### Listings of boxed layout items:
══════════════════════════════

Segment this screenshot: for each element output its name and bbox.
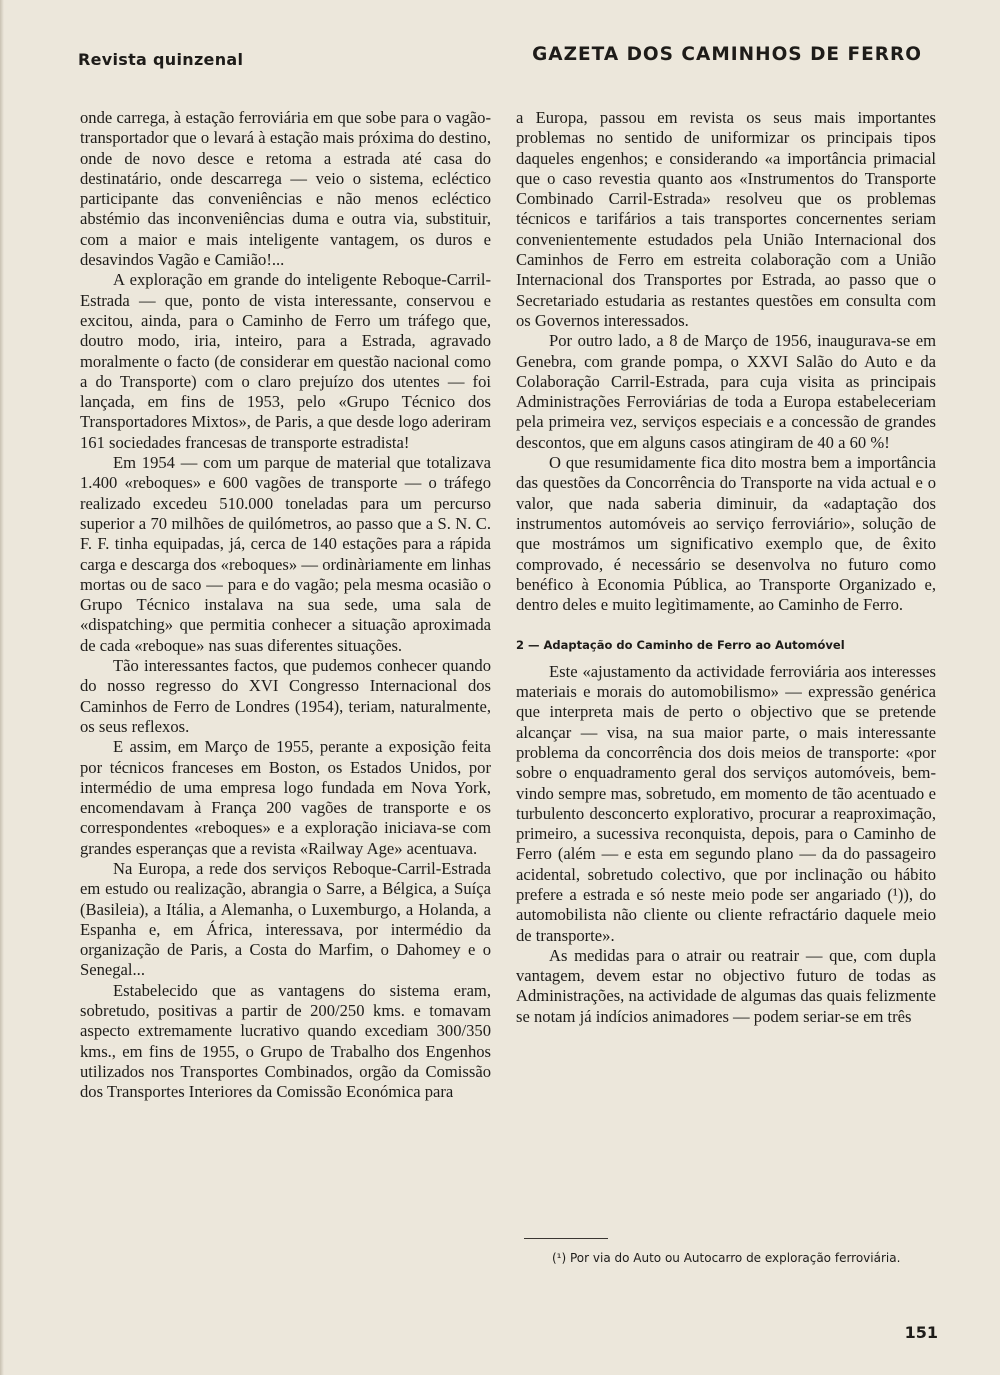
- right-column: [516, 108, 936, 1027]
- page-edge-shadow: [0, 0, 4, 1375]
- paragraph: E assim, em Março de 1955, perante a exposição feita por técnicos franceses em Boston, os Estados Unidos, por intermédio de uma empresa logo fundada em Nova York, encomendavam à França 200 vagões de transporte e os correspondentes «reboques» e a exploração iniciava-se com grandes esperanças que a revista «Railway Age» acentuava.: [80, 737, 491, 858]
- paragraph: O que resumidamente fica dito mostra bem a importância das questões da Concorrência do Transporte na vida actual e o valor, que nada saberia diminuir, da «adaptação dos instrumentos automóveis ao serviço ferroviário», solução de que mostrámos um significativo exemplo que, de êxito comprovado, é necessário se desenvolva no futuro como benéfico à Economia Pública, ao Transporte Organizado e, dentro deles e muito legìtimamente, ao Caminho de Ferro.: [516, 453, 936, 615]
- paragraph: Este «ajustamento da actividade ferroviária aos interesses materiais e morais do automobilismo» — expressão genérica que interpreta mais de perto o objectivo que se pretende alcançar — visa, na sua maior parte, o mais interessante problema da concorrência dos dois meios de transporte: «por sobre o enquadramento geral dos serviços automóveis, bem-vindo sempre mas, sobretudo, em momento de tão acentuado e turbulento desconcerto explorativo, procurar a reaproximação, primeiro, a sucessiva reconquista, depois, para o Caminho de Ferro (além — e esta em segundo plano — da do passageiro acidental, sobretudo colectivo, que por inclinação ou hábito prefere a estrada e só neste meio pode ser angariado (¹)), do automobilista não cliente ou cliente refractário daquele meio de transporte».: [516, 661, 936, 945]
- page-number: 151: [904, 1323, 938, 1342]
- footnote: (¹) Por via do Auto ou Autocarro de exploração ferroviária.: [552, 1251, 901, 1265]
- header-left: Revista quinzenal: [78, 50, 244, 69]
- paragraph: Em 1954 — com um parque de material que totalizava 1.400 «reboques» e 600 vagões de transporte — o tráfego realizado excedeu 510.000 toneladas para um percurso superior a 70 milhões de quilómetros, ao passo que a S. N. C. F. F. tinha equipadas, já, cerca de 140 estações para a rápida carga e descarga dos «reboques» — ordinàriamente em linhas mortas ou de saco — para e do vagão; pela mesma ocasião o Grupo Técnico instalava na sua sede, uma sala de «dispatching» que permitia conhecer a situação aproximada de cada «reboque» nas suas diferentes situações.: [80, 453, 491, 655]
- paragraph: A exploração em grande do inteligente Reboque-Carril-Estrada — que, ponto de vista interessante, conservou e excitou, ainda, para o Caminho de Ferro um tráfego que, doutro modo, iria, inteiro, para a Estrada, agravado moralmente o facto (de considerar em questão nacional como a do Transporte) com o claro prejuízo dos utentes — foi lançada, em fins de 1953, pelo «Grupo Técnico dos Transportadores Mixtos», de Paris, a que desde logo aderiram 161 sociedades francesas de transporte estradista!: [80, 270, 491, 452]
- footnote-rule: [524, 1238, 608, 1239]
- header-right: GAZETA DOS CAMINHOS DE FERRO: [532, 44, 922, 65]
- paragraph: onde carrega, à estação ferroviária em que sobe para o vagão-transportador que o levará à estação mais próxima do destino, onde de novo desce e retoma a estrada até casa do destinatário, onde descarrega — veio o sistema, ecléctico participante das conveniências e não menos ecléctico abstémio das inconveniências duma e outra via, substituir, com a maior e mais inteligente vantagem, os duros e desavindos Vagão e Camião!...: [80, 108, 491, 270]
- paragraph: As medidas para o atrair ou reatrair — que, com dupla vantagem, devem estar no objectivo futuro de todas as Administrações, na actividade de algumas das quais felizmente se notam já indícios animadores — podem seriar-se em três: [516, 945, 936, 1026]
- paragraph: Por outro lado, a 8 de Março de 1956, inaugurava-se em Genebra, com grande pompa, o XXVI Salão do Auto e da Colaboração Carril-Estrada, para cuja visita as principais Administrações Ferroviárias de toda a Europa estabeleceriam pela primeira vez, serviços especiais e a concessão de grandes descontos, que em alguns casos atingiram de 40 a 60 %!: [516, 331, 936, 452]
- paragraph: a Europa, passou em revista os seus mais importantes problemas no sentido de uniformizar os principais tipos daqueles engenhos; e considerando «a importância primacial que o caso revestia quanto aos «Instrumentos do Transporte Combinado Carril-Estrada» resolveu que os problemas técnicos e tarifários a tais transportes concernentes seriam convenientemente estudados pela União Internacional dos Caminhos de Ferro em estreita colaboração com a União Internacional dos Transportes por Estrada, ao passo que o Secretariado estudaria as restantes questões em consulta com os Governos interessados.: [516, 108, 936, 330]
- paragraph: Na Europa, a rede dos serviços Reboque-Carril-Estrada em estudo ou realização, abrangia o Sarre, a Bélgica, a Suíça (Basileia), a Itália, a Alemanha, o Luxemburgo, a Holanda, a Espanha e, em África, interessava, por intermédio da organização de Paris, a Costa do Marfim, o Dahomey e o Senegal...: [80, 858, 491, 980]
- paragraph: Tão interessantes factos, que pudemos conhecer quando do nosso regresso do XVI Congresso Internacional dos Caminhos de Ferro de Londres (1954), teriam, naturalmente, os seus reflexos.: [80, 656, 491, 736]
- paragraph: Estabelecido que as vantagens do sistema eram, sobretudo, positivas a partir de 200/250 kms. e tomavam aspecto extremamente lucrativo quando excediam 300/350 kms., em fins de 1955, o Grupo de Trabalho dos Engenhos utilizados nos Transportes Combinados, orgão da Comissão dos Transportes Interiores da Comissão Económica para: [80, 980, 491, 1102]
- left-column: [80, 108, 491, 1103]
- section-heading: 2 — Adaptação do Caminho de Ferro ao Automóvel: [516, 638, 845, 653]
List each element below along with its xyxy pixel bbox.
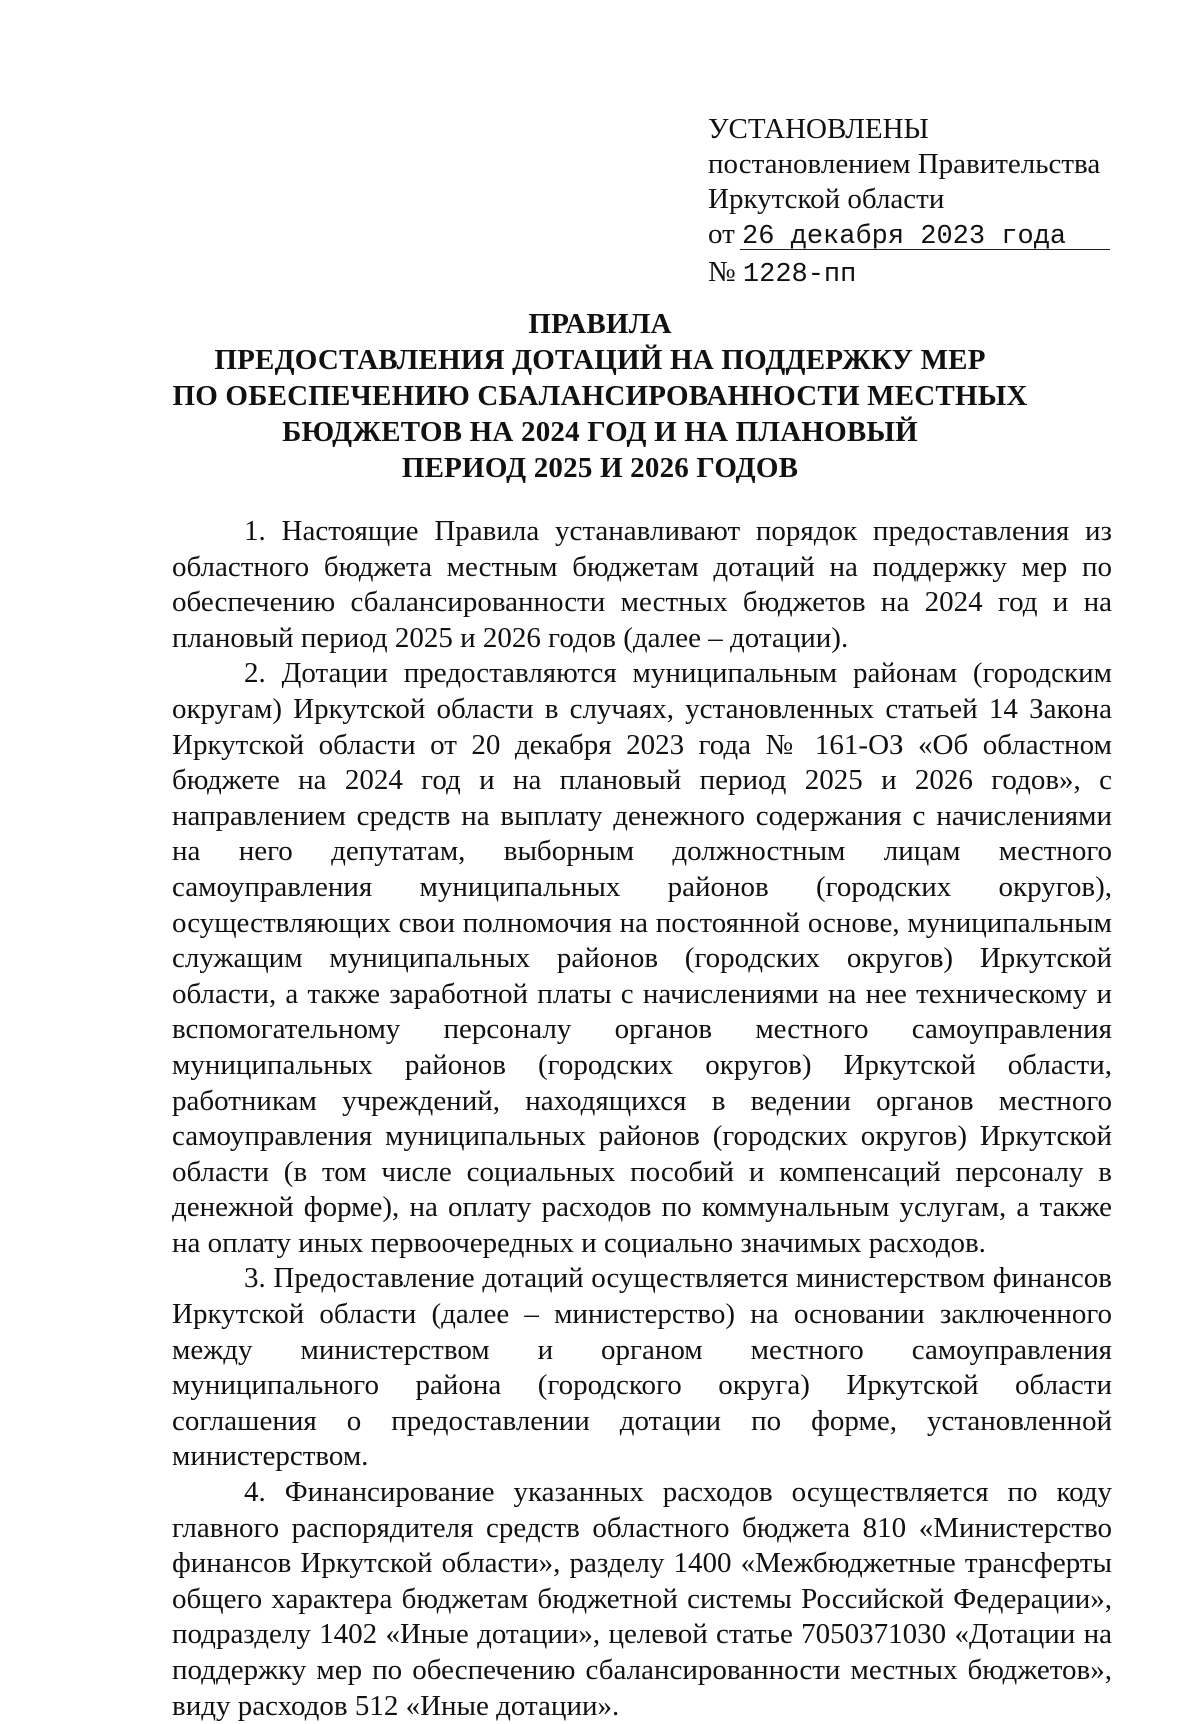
- approval-number-line: [708, 255, 1128, 293]
- approval-number-value: 1228-пп: [742, 260, 857, 290]
- paragraph-3: 3. Предоставление дотаций осуществляется министерством финансов Иркутской области (далее – министерство) на основании заключенного между министерством и органом местного самоуправления муниципального района (городского округа) Иркутской области соглашения о предоставлении дотации по форме, установленной министерством.: [172, 1262, 1112, 1473]
- approval-heading: УСТАНОВЛЕНЫ: [708, 113, 929, 145]
- title-line-5: ПЕРИОД 2025 И 2026 ГОДОВ: [401, 452, 799, 484]
- approval-stamp: [708, 112, 1128, 293]
- document-body: [172, 514, 1112, 1724]
- approval-date-value: 26 декабря 2023 года: [742, 222, 1067, 252]
- approval-date-line: [708, 217, 1128, 255]
- title-line-1: ПРАВИЛА: [528, 308, 672, 340]
- paragraph-2: 2. Дотации предоставляются муниципальным районам (городским округам) Иркутской области в случаях, установленных статьей 14 Закона Иркутской области от 20 декабря 2023 года № 161-ОЗ «Об областном бюджете на 2024 год и на плановый период 2025 и 2026 годов», с направлением средств на выплату денежного содержания с начислениями на него депутатам, выборным должностным лицам местного самоуправления муниципальных районов (городских округов), осуществляющих свои полномочия на постоянной основе, муниципальным служащим муниципальных районов (городских округов) Иркутской области, а также заработной платы с начислениями на нее техническому и вспомогательному персоналу органов местного самоуправления муниципальных районов (городских округов) Иркутской области, работникам учреждений, находящихся в ведении органов местного самоуправления муниципальных районов (городских округов) Иркутской области (в том числе социальных пособий и компенсаций персоналу в денежной форме), на оплату расходов по коммунальным услугам, а также на оплату иных первоочередных и социально значимых расходов.: [172, 657, 1112, 1259]
- paragraph-1: 1. Настоящие Правила устанавливают порядок предоставления из областного бюджета местным бюджетам дотаций на поддержку мер по обеспечению сбалансированности местных бюджетов на 2024 год и на плановый период 2025 и 2026 годов (далее – дотации).: [172, 515, 1112, 654]
- title-line-3: ПО ОБЕСПЕЧЕНИЮ СБАЛАНСИРОВАННОСТИ МЕСТНЫХ: [172, 380, 1028, 412]
- date-underline: [740, 249, 1110, 250]
- document-title: [0, 306, 1200, 486]
- approval-number-prefix: №: [708, 256, 736, 288]
- approval-date-prefix: от: [708, 218, 735, 250]
- paragraph-4: 4. Финансирование указанных расходов осуществляется по коду главного распорядителя средств областного бюджета 810 «Министерство финансов Иркутской области», разделу 1400 «Межбюджетные трансферты общего характера бюджетам бюджетной системы Российской Федерации», подразделу 1402 «Иные дотации», целевой статье 7050371030 «Дотации на поддержку мер по обеспечению сбалансированности местных бюджетов», виду расходов 512 «Иные дотации».: [172, 1476, 1112, 1722]
- title-line-2: ПРЕДОСТАВЛЕНИЯ ДОТАЦИЙ НА ПОДДЕРЖКУ МЕР: [214, 344, 986, 376]
- title-line-4: БЮДЖЕТОВ НА 2024 ГОД И НА ПЛАНОВЫЙ: [282, 416, 918, 448]
- approval-authority: постановлением Правительства: [708, 148, 1101, 180]
- approval-region: Иркутской области: [708, 183, 945, 215]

══════════════════════════════

### Directive:
Retype every row from the one containing "- approval-number-line: [708, 255, 1128, 293]" down to the one containing "- title-line-1: ПРАВИЛА: [528, 308, 672, 340]", including both of those rows.

### The result:
- approval-number-line: [708, 255, 1128, 293]
- approval-number-value: 1228-пп: [742, 260, 857, 290]
- paragraph-3: 3. Предоставление дотаций осуществляется министерством финансов Иркутской области (далее – министерство) на основании заключенного между министерством и органом местного самоуправления муниципального района (городского округа) Иркутской области соглашения о предоставлении дотации по форме, установленной министерством.: [172, 1262, 1112, 1473]
- approval-heading: УСТАНОВЛЕНЫ: [708, 113, 929, 145]
- title-line-5: ПЕРИОД 2025 И 2026 ГОДОВ: [401, 452, 799, 484]
- approval-stamp: [708, 112, 1128, 293]
- document-body: [172, 514, 1112, 1724]
- approval-date-value: 26 декабря 2023 года: [742, 222, 1067, 252]
- approval-date-line: [708, 217, 1128, 255]
- title-line-1: ПРАВИЛА: [528, 308, 672, 340]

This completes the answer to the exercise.